(Instructions for the task) Nothing may be dropped or altered: reproduce all the data.

(Entries provided)
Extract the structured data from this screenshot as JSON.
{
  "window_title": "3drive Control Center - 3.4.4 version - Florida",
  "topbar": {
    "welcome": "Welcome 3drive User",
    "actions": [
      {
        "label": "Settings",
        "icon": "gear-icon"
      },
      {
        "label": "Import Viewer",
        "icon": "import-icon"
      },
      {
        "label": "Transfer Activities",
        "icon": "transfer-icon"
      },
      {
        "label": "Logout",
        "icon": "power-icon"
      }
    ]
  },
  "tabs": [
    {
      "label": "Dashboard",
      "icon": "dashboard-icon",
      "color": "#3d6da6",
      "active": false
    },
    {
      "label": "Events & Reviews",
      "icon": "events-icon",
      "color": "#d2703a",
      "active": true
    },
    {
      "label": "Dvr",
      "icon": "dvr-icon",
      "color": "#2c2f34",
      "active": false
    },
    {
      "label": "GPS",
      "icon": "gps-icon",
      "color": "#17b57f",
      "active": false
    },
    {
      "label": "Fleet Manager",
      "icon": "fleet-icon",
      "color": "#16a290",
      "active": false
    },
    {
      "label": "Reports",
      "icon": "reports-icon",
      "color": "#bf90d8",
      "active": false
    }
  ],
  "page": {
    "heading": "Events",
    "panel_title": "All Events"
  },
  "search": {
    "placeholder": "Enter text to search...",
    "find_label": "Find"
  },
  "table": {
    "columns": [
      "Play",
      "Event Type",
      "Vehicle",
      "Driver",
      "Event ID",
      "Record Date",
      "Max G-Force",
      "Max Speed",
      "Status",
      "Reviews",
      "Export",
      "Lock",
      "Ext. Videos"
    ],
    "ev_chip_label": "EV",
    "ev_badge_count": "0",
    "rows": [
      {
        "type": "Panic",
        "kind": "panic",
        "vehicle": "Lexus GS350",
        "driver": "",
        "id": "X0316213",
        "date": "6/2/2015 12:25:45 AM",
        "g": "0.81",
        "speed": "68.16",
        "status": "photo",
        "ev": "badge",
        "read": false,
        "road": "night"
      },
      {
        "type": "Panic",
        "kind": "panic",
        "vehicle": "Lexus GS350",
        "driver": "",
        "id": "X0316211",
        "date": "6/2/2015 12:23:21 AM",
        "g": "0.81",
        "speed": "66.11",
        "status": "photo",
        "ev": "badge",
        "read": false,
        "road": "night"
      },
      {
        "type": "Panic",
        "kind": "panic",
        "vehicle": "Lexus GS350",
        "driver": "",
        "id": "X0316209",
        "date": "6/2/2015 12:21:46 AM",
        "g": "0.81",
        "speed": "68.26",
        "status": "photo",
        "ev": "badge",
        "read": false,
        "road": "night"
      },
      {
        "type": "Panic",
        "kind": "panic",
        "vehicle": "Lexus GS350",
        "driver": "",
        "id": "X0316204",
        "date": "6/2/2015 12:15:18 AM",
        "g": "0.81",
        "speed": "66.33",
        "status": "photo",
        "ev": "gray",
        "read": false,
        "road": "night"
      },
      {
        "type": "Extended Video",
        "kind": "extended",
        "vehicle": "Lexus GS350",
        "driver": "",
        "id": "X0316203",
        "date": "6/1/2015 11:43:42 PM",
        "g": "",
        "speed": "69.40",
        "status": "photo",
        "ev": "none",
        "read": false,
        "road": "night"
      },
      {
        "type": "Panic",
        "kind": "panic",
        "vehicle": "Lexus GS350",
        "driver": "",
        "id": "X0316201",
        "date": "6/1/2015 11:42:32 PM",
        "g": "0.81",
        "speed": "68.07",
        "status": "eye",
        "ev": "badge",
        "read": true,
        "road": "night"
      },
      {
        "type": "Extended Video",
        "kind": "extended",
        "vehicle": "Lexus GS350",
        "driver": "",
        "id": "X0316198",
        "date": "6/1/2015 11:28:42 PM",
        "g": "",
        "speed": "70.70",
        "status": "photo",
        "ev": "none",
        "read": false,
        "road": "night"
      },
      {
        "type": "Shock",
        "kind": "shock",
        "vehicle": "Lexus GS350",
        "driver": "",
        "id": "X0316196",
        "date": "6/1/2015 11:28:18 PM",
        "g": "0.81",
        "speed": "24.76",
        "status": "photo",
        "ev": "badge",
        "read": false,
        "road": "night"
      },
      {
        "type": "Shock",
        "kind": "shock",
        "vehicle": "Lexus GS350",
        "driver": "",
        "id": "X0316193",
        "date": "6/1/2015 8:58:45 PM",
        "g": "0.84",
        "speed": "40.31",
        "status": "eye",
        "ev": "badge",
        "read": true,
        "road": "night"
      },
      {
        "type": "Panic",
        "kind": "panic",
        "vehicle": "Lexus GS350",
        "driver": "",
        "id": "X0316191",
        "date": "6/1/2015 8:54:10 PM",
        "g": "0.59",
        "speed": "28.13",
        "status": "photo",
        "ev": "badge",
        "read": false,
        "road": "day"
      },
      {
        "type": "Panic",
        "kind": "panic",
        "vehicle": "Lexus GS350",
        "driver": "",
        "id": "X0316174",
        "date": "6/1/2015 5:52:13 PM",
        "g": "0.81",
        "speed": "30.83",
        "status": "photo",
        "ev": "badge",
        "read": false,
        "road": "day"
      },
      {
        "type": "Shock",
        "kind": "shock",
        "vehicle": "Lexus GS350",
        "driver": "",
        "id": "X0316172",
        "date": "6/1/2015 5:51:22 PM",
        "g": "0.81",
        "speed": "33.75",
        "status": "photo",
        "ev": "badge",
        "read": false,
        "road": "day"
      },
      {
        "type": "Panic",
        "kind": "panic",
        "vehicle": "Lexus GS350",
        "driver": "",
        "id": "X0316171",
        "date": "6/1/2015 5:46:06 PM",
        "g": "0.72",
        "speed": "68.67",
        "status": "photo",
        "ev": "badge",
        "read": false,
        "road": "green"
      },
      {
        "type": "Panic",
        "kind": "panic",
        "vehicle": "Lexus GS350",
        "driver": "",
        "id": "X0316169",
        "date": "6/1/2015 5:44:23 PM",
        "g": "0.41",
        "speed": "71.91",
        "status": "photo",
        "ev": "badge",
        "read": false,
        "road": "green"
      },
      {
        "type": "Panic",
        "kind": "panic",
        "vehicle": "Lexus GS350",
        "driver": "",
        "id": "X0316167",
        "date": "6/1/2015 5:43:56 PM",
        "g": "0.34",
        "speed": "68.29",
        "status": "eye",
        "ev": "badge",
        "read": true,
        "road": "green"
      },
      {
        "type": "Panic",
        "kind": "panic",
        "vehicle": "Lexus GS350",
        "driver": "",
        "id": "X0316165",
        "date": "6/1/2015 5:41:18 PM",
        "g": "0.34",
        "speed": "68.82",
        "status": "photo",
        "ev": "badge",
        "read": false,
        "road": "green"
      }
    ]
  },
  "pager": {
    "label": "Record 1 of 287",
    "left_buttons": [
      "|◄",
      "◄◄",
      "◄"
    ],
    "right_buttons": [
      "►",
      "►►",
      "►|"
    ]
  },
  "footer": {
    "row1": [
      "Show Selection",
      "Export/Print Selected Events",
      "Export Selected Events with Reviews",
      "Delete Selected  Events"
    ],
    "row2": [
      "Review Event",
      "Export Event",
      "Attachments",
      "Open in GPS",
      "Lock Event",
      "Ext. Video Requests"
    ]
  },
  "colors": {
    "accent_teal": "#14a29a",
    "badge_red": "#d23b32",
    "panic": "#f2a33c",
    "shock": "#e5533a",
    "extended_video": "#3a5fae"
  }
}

(Result)
Extract the structured data from this screenshot as JSON.
{
  "window_title": "3drive Control Center - 3.4.4 version - Florida",
  "topbar": {
    "welcome": "Welcome 3drive User",
    "actions": [
      {
        "label": "Settings",
        "icon": "gear-icon"
      },
      {
        "label": "Import Viewer",
        "icon": "import-icon"
      },
      {
        "label": "Transfer Activities",
        "icon": "transfer-icon"
      },
      {
        "label": "Logout",
        "icon": "power-icon"
      }
    ]
  },
  "tabs": [
    {
      "label": "Dashboard",
      "icon": "dashboard-icon",
      "color": "#3d6da6",
      "active": false
    },
    {
      "label": "Events & Reviews",
      "icon": "events-icon",
      "color": "#d2703a",
      "active": true
    },
    {
      "label": "Dvr",
      "icon": "dvr-icon",
      "color": "#2c2f34",
      "active": false
    },
    {
      "label": "GPS",
      "icon": "gps-icon",
      "color": "#17b57f",
      "active": false
    },
    {
      "label": "Fleet Manager",
      "icon": "fleet-icon",
      "color": "#16a290",
      "active": false
    },
    {
      "label": "Reports",
      "icon": "reports-icon",
      "color": "#bf90d8",
      "active": false
    }
  ],
  "page": {
    "heading": "Events",
    "panel_title": "All Events"
  },
  "search": {
    "placeholder": "Enter text to search...",
    "find_label": "Find"
  },
  "table": {
    "columns": [
      "Play",
      "Event Type",
      "Vehicle",
      "Driver",
      "Event ID",
      "Record Date",
      "Max G-Force",
      "Max Speed",
      "Status",
      "Reviews",
      "Export",
      "Lock",
      "Ext. Videos"
    ],
    "ev_chip_label": "EV",
    "ev_badge_count": "0",
    "rows": [
      {
        "type": "Panic",
        "kind": "panic",
        "vehicle": "Lexus GS350",
        "driver": "",
        "id": "X0316213",
        "date": "6/2/2015 12:25:45 AM",
        "g": "0.81",
        "speed": "68.16",
        "status": "photo",
        "ev": "badge",
        "read": false,
        "road": "night"
      },
      {
        "type": "Panic",
        "kind": "panic",
        "vehicle": "Lexus GS350",
        "driver": "",
        "id": "X0316211",
        "date": "6/2/2015 12:23:21 AM",
        "g": "0.81",
        "speed": "66.11",
        "status": "photo",
        "ev": "badge",
        "read": false,
        "road": "night"
      },
      {
        "type": "Panic",
        "kind": "panic",
        "vehicle": "Lexus GS350",
        "driver": "",
        "id": "X0316209",
        "date": "6/2/2015 12:21:46 AM",
        "g": "0.81",
        "speed": "68.26",
        "status": "photo",
        "ev": "badge",
        "read": false,
        "road": "night"
      },
      {
        "type": "Panic",
        "kind": "panic",
        "vehicle": "Lexus GS350",
        "driver": "",
        "id": "X0316204",
        "date": "6/2/2015 12:15:18 AM",
        "g": "0.81",
        "speed": "66.33",
        "status": "photo",
        "ev": "gray",
        "read": false,
        "road": "night"
      },
      {
        "type": "Extended Video",
        "kind": "extended",
        "vehicle": "Lexus GS350",
        "driver": "",
        "id": "X0316203",
        "date": "6/1/2015 11:43:42 PM",
        "g": "",
        "speed": "69.40",
        "status": "photo",
        "ev": "none",
        "read": false,
        "road": "night"
      },
      {
        "type": "Panic",
        "kind": "panic",
        "vehicle": "Lexus GS350",
        "driver": "",
        "id": "X0316201",
        "date": "6/1/2015 11:42:32 PM",
        "g": "0.81",
        "speed": "68.07",
        "status": "eye",
        "ev": "badge",
        "read": true,
        "road": "night"
      },
      {
        "type": "Extended Video",
        "kind": "extended",
        "vehicle": "Lexus GS350",
        "driver": "",
        "id": "X0316198",
        "date": "6/1/2015 11:28:42 PM",
        "g": "",
        "speed": "70.70",
        "status": "photo",
        "ev": "none",
        "read": false,
        "road": "night"
      },
      {
        "type": "Shock",
        "kind": "shock",
        "vehicle": "Lexus GS350",
        "driver": "",
        "id": "X0316196",
        "date": "6/1/2015 11:28:18 PM",
        "g": "0.81",
        "speed": "24.76",
        "status": "photo",
        "ev": "badge",
        "read": false,
        "road": "night"
      },
      {
        "type": "Shock",
        "kind": "shock",
        "vehicle": "Lexus GS350",
        "driver": "",
        "id": "X0316193",
        "date": "6/1/2015 8:58:45 PM",
        "g": "0.84",
        "speed": "40.31",
        "status": "eye",
        "ev": "badge",
        "read": true,
        "road": "night"
      },
      {
        "type": "Panic",
        "kind": "panic",
        "vehicle": "Lexus GS350",
        "driver": "",
        "id": "X0316191",
        "date": "6/1/2015 8:54:10 PM",
        "g": "0.59",
        "speed": "28.13",
        "status": "photo",
        "ev": "badge",
        "read": false,
        "road": "day"
      },
      {
        "type": "Panic",
        "kind": "panic",
        "vehicle": "Lexus GS350",
        "driver": "",
        "id": "X0316174",
        "date": "6/1/2015 5:52:13 PM",
        "g": "0.81",
        "speed": "30.83",
        "status": "photo",
        "ev": "badge",
        "read": false,
        "road": "day"
      },
      {
        "type": "Shock",
        "kind": "shock",
        "vehicle": "Lexus GS350",
        "driver": "",
        "id": "X0316172",
        "date": "6/1/2015 5:51:22 PM",
        "g": "0.81",
        "speed": "33.75",
        "status": "photo",
        "ev": "badge",
        "read": false,
        "road": "day"
      },
      {
        "type": "Panic",
        "kind": "panic",
        "vehicle": "Lexus GS350",
        "driver": "",
        "id": "X0316171",
        "date": "6/1/2015 5:46:06 PM",
        "g": "0.72",
        "speed": "68.67",
        "status": "photo",
        "ev": "badge",
        "read": false,
        "road": "green"
      },
      {
        "type": "Panic",
        "kind": "panic",
        "vehicle": "Lexus GS350",
        "driver": "",
        "id": "X0316169",
        "date": "6/1/2015 5:44:23 PM",
        "g": "0.41",
        "speed": "71.91",
        "status": "photo",
        "ev": "badge",
        "read": false,
        "road": "green"
      },
      {
        "type": "Panic",
        "kind": "panic",
        "vehicle": "Lexus GS350",
        "driver": "",
        "id": "X0316167",
        "date": "6/1/2015 5:43:56 PM",
        "g": "0.34",
        "speed": "68.29",
        "status": "eye",
        "ev": "badge",
        "read": true,
        "road": "green"
      },
      {
        "type": "Panic",
        "kind": "panic",
        "vehicle": "Lexus GS350",
        "driver": "",
        "id": "X0316165",
        "date": "6/1/2015 5:41:18 PM",
        "g": "0.34",
        "speed": "68.82",
        "status": "photo",
        "ev": "badge",
        "read": false,
        "road": "green"
      }
    ]
  },
  "pager": {
    "label": "Record 1 of 287",
    "left_buttons": [
      "|◄",
      "◄◄",
      "◄"
    ],
    "right_buttons": [
      "►",
      "►►",
      "►|"
    ]
  },
  "footer": {
    "row1": [
      "Show Selection",
      "Export/Print Selected Events",
      "Export Selected Events with Reviews",
      "Delete Selected  Events"
    ],
    "row2": [
      "Review Event",
      "Export Event",
      "Attachments",
      "Open in GPS",
      "Lock Event",
      "Ext. Video Requests"
    ]
  },
  "colors": {
    "accent_teal": "#14a29a",
    "badge_red": "#d23b32",
    "panic": "#f2a33c",
    "shock": "#e5533a",
    "extended_video": "#3a5fae"
  }
}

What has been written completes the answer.